__Exercise requirements__: Retype all material exactly. Pictures stay out of the copy.

----- Material provided

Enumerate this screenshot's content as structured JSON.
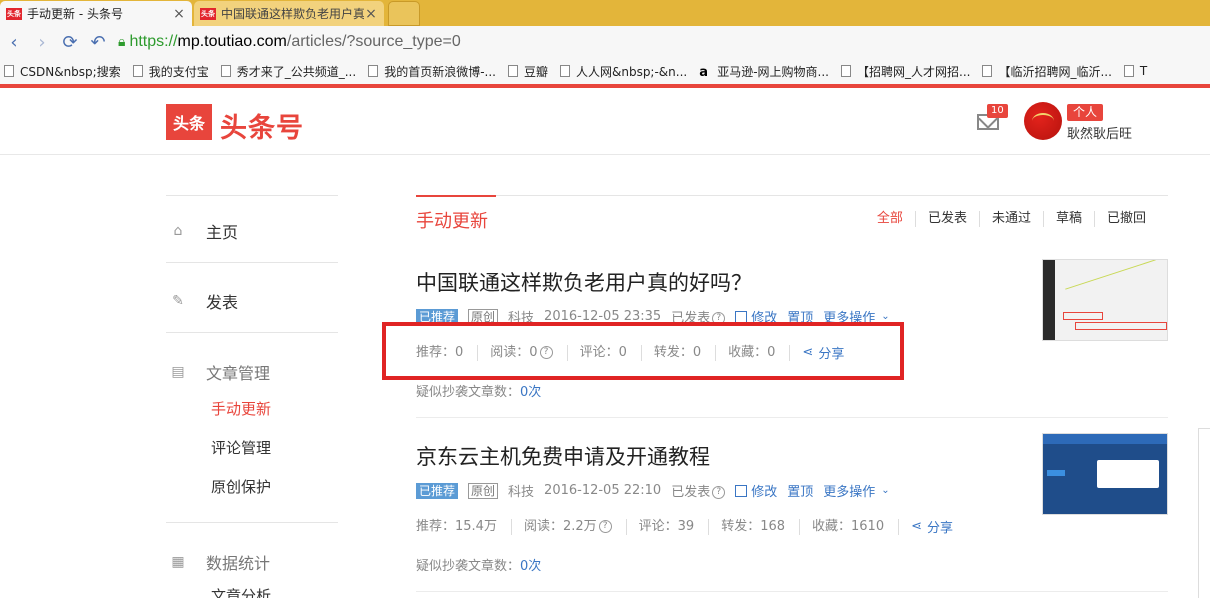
{
  "browser": {
    "tabs": [
      {
        "title": "手动更新 - 头条号",
        "favicon": "头条",
        "active": true
      },
      {
        "title": "中国联通这样欺负老用户真",
        "favicon": "头条",
        "active": false
      }
    ],
    "url": {
      "scheme": "https://",
      "host": "mp.toutiao.com",
      "path": "/articles/?source_type=0"
    },
    "bookmarks": [
      "CSDN&nbsp;搜索",
      "我的支付宝",
      "秀才来了_公共频道_...",
      "我的首页新浪微博-...",
      "豆瓣",
      "人人网&nbsp;-&n...",
      "亚马逊-网上购物商...",
      "【招聘网_人才网招...",
      "【临沂招聘网_临沂...",
      "T"
    ]
  },
  "header": {
    "logo_box": "头条",
    "logo_text": "头条号",
    "mail_count": "10",
    "user_badge": "个人",
    "user_name": "耿然耿后旺"
  },
  "sidebar": {
    "home": "主页",
    "publish": "发表",
    "article_mgmt": "文章管理",
    "sub_manual": "手动更新",
    "sub_comments": "评论管理",
    "sub_original": "原创保护",
    "data_stats": "数据统计",
    "sub_analysis": "文章分析"
  },
  "main": {
    "title": "手动更新",
    "filters": [
      "全部",
      "已发表",
      "未通过",
      "草稿",
      "已撤回"
    ],
    "articles": [
      {
        "title": "中国联通这样欺负老用户真的好吗？",
        "tag_recommended": "已推荐",
        "tag_original": "原创",
        "category": "科技",
        "date": "2016-12-05 23:35",
        "status": "已发表",
        "edit": "修改",
        "top": "置顶",
        "more": "更多操作",
        "stats": {
          "recommend": "推荐：0",
          "read": "阅读：0",
          "comment": "评论：0",
          "forward": "转发：0",
          "favorite": "收藏：0",
          "share": "分享"
        },
        "plagiarism_label": "疑似抄袭文章数：",
        "plagiarism_count": "0次"
      },
      {
        "title": "京东云主机免费申请及开通教程",
        "tag_recommended": "已推荐",
        "tag_original": "原创",
        "category": "科技",
        "date": "2016-12-05 22:10",
        "status": "已发表",
        "edit": "修改",
        "top": "置顶",
        "more": "更多操作",
        "stats": {
          "recommend": "推荐：15.4万",
          "read": "阅读：2.2万",
          "comment": "评论：39",
          "forward": "转发：168",
          "favorite": "收藏：1610",
          "share": "分享"
        },
        "plagiarism_label": "疑似抄袭文章数：",
        "plagiarism_count": "0次"
      }
    ]
  },
  "colors": {
    "brand_red": "#e8453c",
    "link_blue": "#3a76c4",
    "highlight_red": "#e02424"
  }
}
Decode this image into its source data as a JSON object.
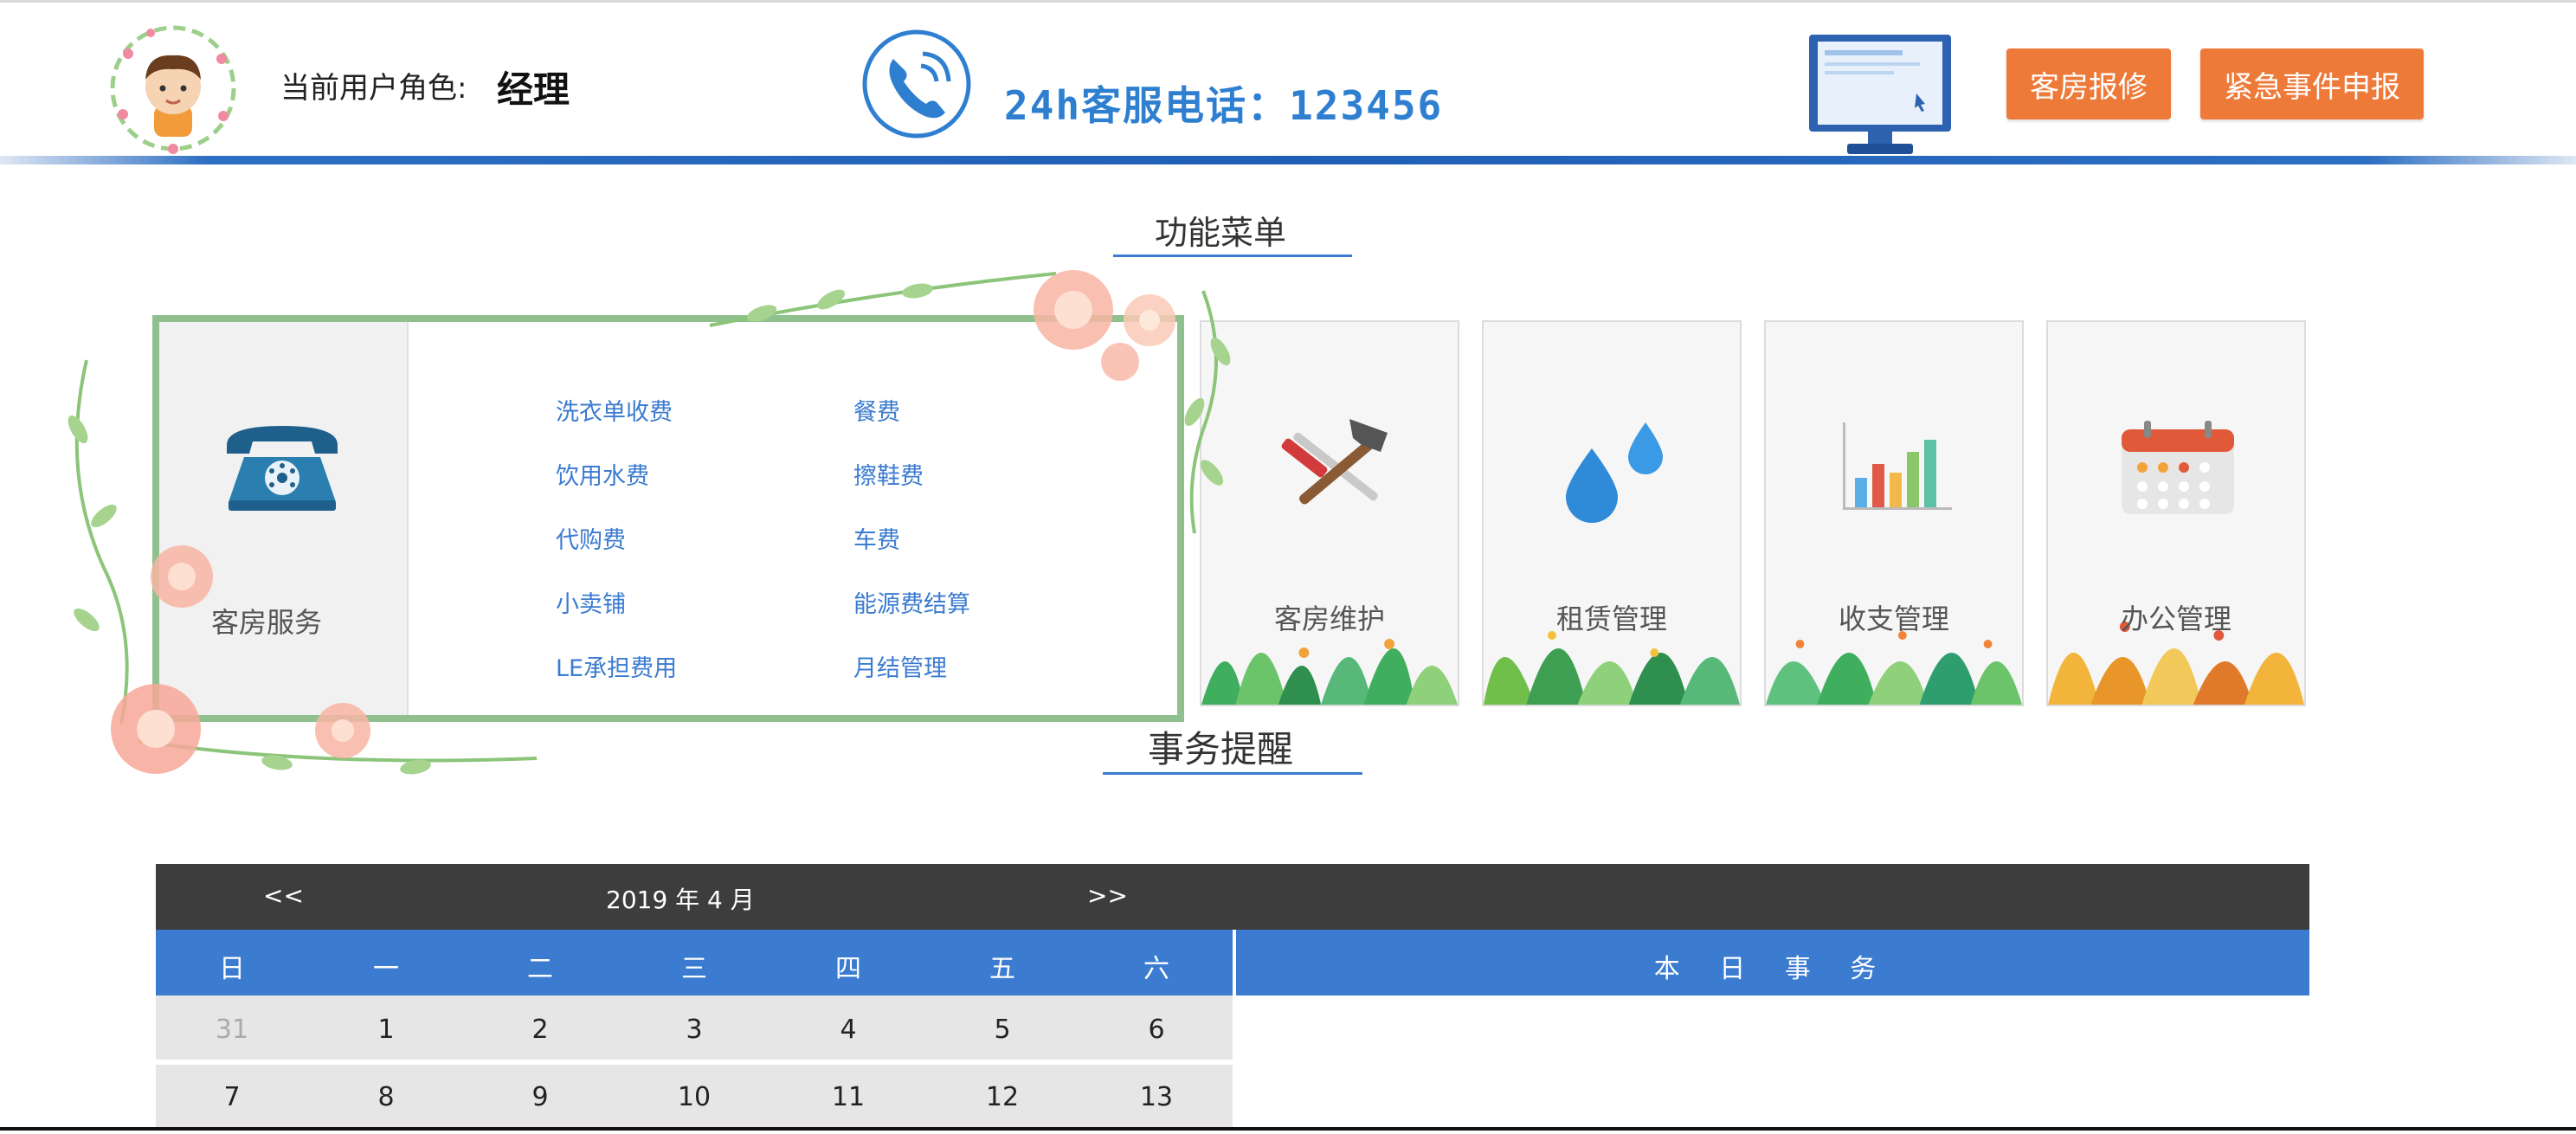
{
  "header": {
    "role_label": "当前用户角色:",
    "role_value": "经理",
    "hotline": "24h客服电话：123456",
    "buttons": {
      "repair": "客房报修",
      "emergency": "紧急事件申报"
    }
  },
  "menu": {
    "title": "功能菜单",
    "guest_service": {
      "label": "客房服务",
      "links": [
        "洗衣单收费",
        "餐费",
        "饮用水费",
        "擦鞋费",
        "代购费",
        "车费",
        "小卖铺",
        "能源费结算",
        "LE承担费用",
        "月结管理"
      ]
    },
    "cards": [
      {
        "label": "客房维护",
        "icon": "hammer-wrench-icon"
      },
      {
        "label": "租赁管理",
        "icon": "water-drops-icon"
      },
      {
        "label": "收支管理",
        "icon": "bar-chart-icon"
      },
      {
        "label": "办公管理",
        "icon": "calendar-icon"
      }
    ]
  },
  "reminder": {
    "title": "事务提醒",
    "calendar": {
      "prev": "<<",
      "next": ">>",
      "month_label": "2019 年 4 月",
      "weekdays": [
        "日",
        "一",
        "二",
        "三",
        "四",
        "五",
        "六"
      ],
      "rows": [
        [
          "31",
          "1",
          "2",
          "3",
          "4",
          "5",
          "6"
        ],
        [
          "7",
          "8",
          "9",
          "10",
          "11",
          "12",
          "13"
        ]
      ],
      "events_title": "本 日 事 务"
    }
  },
  "colors": {
    "accent_blue": "#3b7bd0",
    "button_orange": "#ee7a3a",
    "frame_green": "#8fc08e",
    "calendar_dark": "#3d3d3d"
  }
}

----------

__Completed exercise__:
Enumerate this screenshot's content as structured JSON.
{
  "browser": {
    "tabs": [
      {
        "title": "手动更新 - 头条号",
        "favicon": "头条",
        "active": true
      },
      {
        "title": "中国联通这样欺负老用户真",
        "favicon": "头条",
        "active": false
      }
    ],
    "url": {
      "scheme": "https://",
      "host": "mp.toutiao.com",
      "path": "/articles/?source_type=0"
    },
    "bookmarks": [
      "CSDN&nbsp;搜索",
      "我的支付宝",
      "秀才来了_公共频道_...",
      "我的首页新浪微博-...",
      "豆瓣",
      "人人网&nbsp;-&n...",
      "亚马逊-网上购物商...",
      "【招聘网_人才网招...",
      "【临沂招聘网_临沂...",
      "T"
    ]
  },
  "header": {
    "logo_box": "头条",
    "logo_text": "头条号",
    "mail_count": "10",
    "user_badge": "个人",
    "user_name": "耿然耿后旺"
  },
  "sidebar": {
    "home": "主页",
    "publish": "发表",
    "article_mgmt": "文章管理",
    "sub_manual": "手动更新",
    "sub_comments": "评论管理",
    "sub_original": "原创保护",
    "data_stats": "数据统计",
    "sub_analysis": "文章分析"
  },
  "main": {
    "title": "手动更新",
    "filters": [
      "全部",
      "已发表",
      "未通过",
      "草稿",
      "已撤回"
    ],
    "articles": [
      {
        "title": "中国联通这样欺负老用户真的好吗？",
        "tag_recommended": "已推荐",
        "tag_original": "原创",
        "category": "科技",
        "date": "2016-12-05 23:35",
        "status": "已发表",
        "edit": "修改",
        "top": "置顶",
        "more": "更多操作",
        "stats": {
          "recommend": "推荐：0",
          "read": "阅读：0",
          "comment": "评论：0",
          "forward": "转发：0",
          "favorite": "收藏：0",
          "share": "分享"
        },
        "plagiarism_label": "疑似抄袭文章数：",
        "plagiarism_count": "0次"
      },
      {
        "title": "京东云主机免费申请及开通教程",
        "tag_recommended": "已推荐",
        "tag_original": "原创",
        "category": "科技",
        "date": "2016-12-05 22:10",
        "status": "已发表",
        "edit": "修改",
        "top": "置顶",
        "more": "更多操作",
        "stats": {
          "recommend": "推荐：15.4万",
          "read": "阅读：2.2万",
          "comment": "评论：39",
          "forward": "转发：168",
          "favorite": "收藏：1610",
          "share": "分享"
        },
        "plagiarism_label": "疑似抄袭文章数：",
        "plagiarism_count": "0次"
      }
    ]
  },
  "colors": {
    "brand_red": "#e8453c",
    "link_blue": "#3a76c4",
    "highlight_red": "#e02424"
  }
}
Decode this image into its source data as a JSON object.
{
  "header": {
    "role_label": "当前用户角色:",
    "role_value": "经理",
    "hotline": "24h客服电话：123456",
    "buttons": {
      "repair": "客房报修",
      "emergency": "紧急事件申报"
    }
  },
  "menu": {
    "title": "功能菜单",
    "guest_service": {
      "label": "客房服务",
      "links": [
        "洗衣单收费",
        "餐费",
        "饮用水费",
        "擦鞋费",
        "代购费",
        "车费",
        "小卖铺",
        "能源费结算",
        "LE承担费用",
        "月结管理"
      ]
    },
    "cards": [
      {
        "label": "客房维护",
        "icon": "hammer-wrench-icon"
      },
      {
        "label": "租赁管理",
        "icon": "water-drops-icon"
      },
      {
        "label": "收支管理",
        "icon": "bar-chart-icon"
      },
      {
        "label": "办公管理",
        "icon": "calendar-icon"
      }
    ]
  },
  "reminder": {
    "title": "事务提醒",
    "calendar": {
      "prev": "<<",
      "next": ">>",
      "month_label": "2019 年 4 月",
      "weekdays": [
        "日",
        "一",
        "二",
        "三",
        "四",
        "五",
        "六"
      ],
      "rows": [
        [
          "31",
          "1",
          "2",
          "3",
          "4",
          "5",
          "6"
        ],
        [
          "7",
          "8",
          "9",
          "10",
          "11",
          "12",
          "13"
        ]
      ],
      "events_title": "本 日 事 务"
    }
  },
  "colors": {
    "accent_blue": "#3b7bd0",
    "button_orange": "#ee7a3a",
    "frame_green": "#8fc08e",
    "calendar_dark": "#3d3d3d"
  }
}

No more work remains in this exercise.